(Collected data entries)
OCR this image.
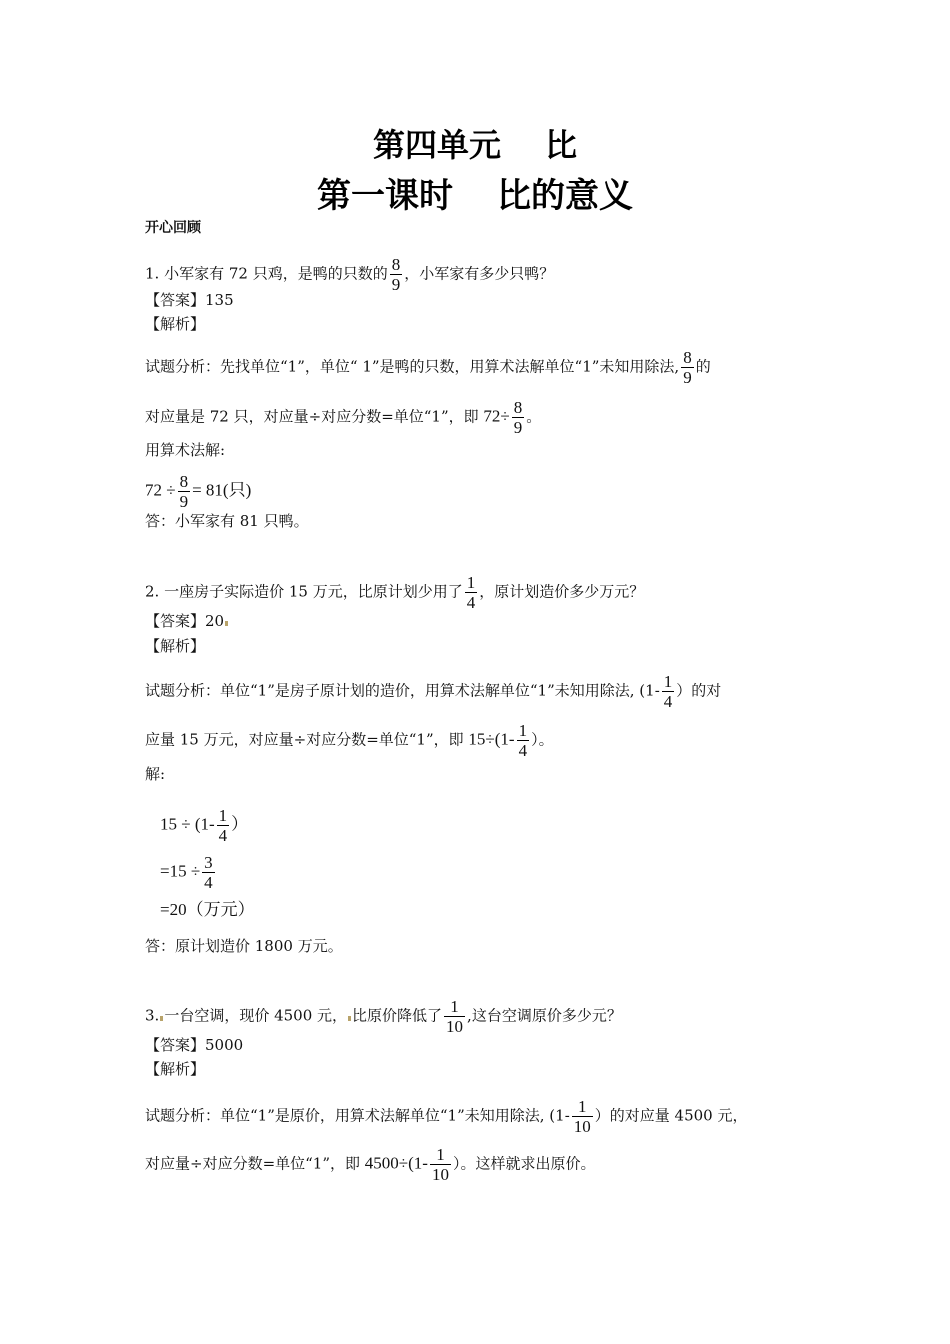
第四单元 比
第一课时 比的意义
开心回顾
1. 小军家有 72 只鸡，是鸭的只数的 $\frac{8}{9}$ ，小军家有多少只鸭？
【答案】135
【解析】
试题分析：先找单位“1”，单位“ 1”是鸭的只数，用算术法解单位“1”未知用除法, $\frac{8}{9}$ 的
对应量是 72 只，对应量÷对应分数=单位“1”，即 $72\div \frac{8}{9}$ 。
用算术法解:
$72 \div \frac{8}{9} = 81$(只)
答：小军家有 81 只鸭。
2. 一座房子实际造价 15 万元，比原计划少用了 $\frac{1}{4}$ ，原计划造价多少万元？
【答案】20
【解析】
试题分析：单位“1”是房子原计划的造价，用算术法解单位“1”未知用除法, ($1- \frac{1}{4}$ ）的对
应量 15 万元，对应量÷对应分数=单位“1”，即 $15\div(1- \frac{1}{4}$ ）。
解:
$15 \div (1- \frac{1}{4}$ ）
$=15 \div \frac{3}{4}$
=20（万元）
答：原计划造价 1800 万元。
3. 一台空调，现价 4500 元， 比原价降低了 $\frac{1}{10}$ ,这台空调原价多少元？
【答案】5000
【解析】
试题分析：单位“1”是原价，用算术法解单位“1”未知用除法, ($1- \frac{1}{10}$ ）的对应量 4500 元，
对应量÷对应分数=单位“1”，即 $4500\div(1- \frac{1}{10}$ ）。这样就求出原价。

Work required: Transcribe every entry word for word, but omit the pictures.

Finished exercise:
OCR this image.
第四单元 比
第一课时 比的意义
开心回顾
1. 小军家有 72 只鸡，是鸭的只数的 $\frac{8}{9}$ ，小军家有多少只鸭？
【答案】135
【解析】
试题分析：先找单位“1”，单位“ 1”是鸭的只数，用算术法解单位“1”未知用除法, $\frac{8}{9}$ 的
对应量是 72 只，对应量÷对应分数=单位“1”，即 $72\div \frac{8}{9}$ 。
用算术法解:
$72 \div \frac{8}{9} = 81$(只)
答：小军家有 81 只鸭。
2. 一座房子实际造价 15 万元，比原计划少用了 $\frac{1}{4}$ ，原计划造价多少万元？
【答案】20
【解析】
试题分析：单位“1”是房子原计划的造价，用算术法解单位“1”未知用除法, ($1- \frac{1}{4}$ ）的对
应量 15 万元，对应量÷对应分数=单位“1”，即 $15\div(1- \frac{1}{4}$ ）。
解:
$15 \div (1- \frac{1}{4}$ ）
$=15 \div \frac{3}{4}$
=20（万元）
答：原计划造价 1800 万元。
3. 一台空调，现价 4500 元， 比原价降低了 $\frac{1}{10}$ ,这台空调原价多少元？
【答案】5000
【解析】
试题分析：单位“1”是原价，用算术法解单位“1”未知用除法, ($1- \frac{1}{10}$ ）的对应量 4500 元，
对应量÷对应分数=单位“1”，即 $4500\div(1- \frac{1}{10}$ ）。这样就求出原价。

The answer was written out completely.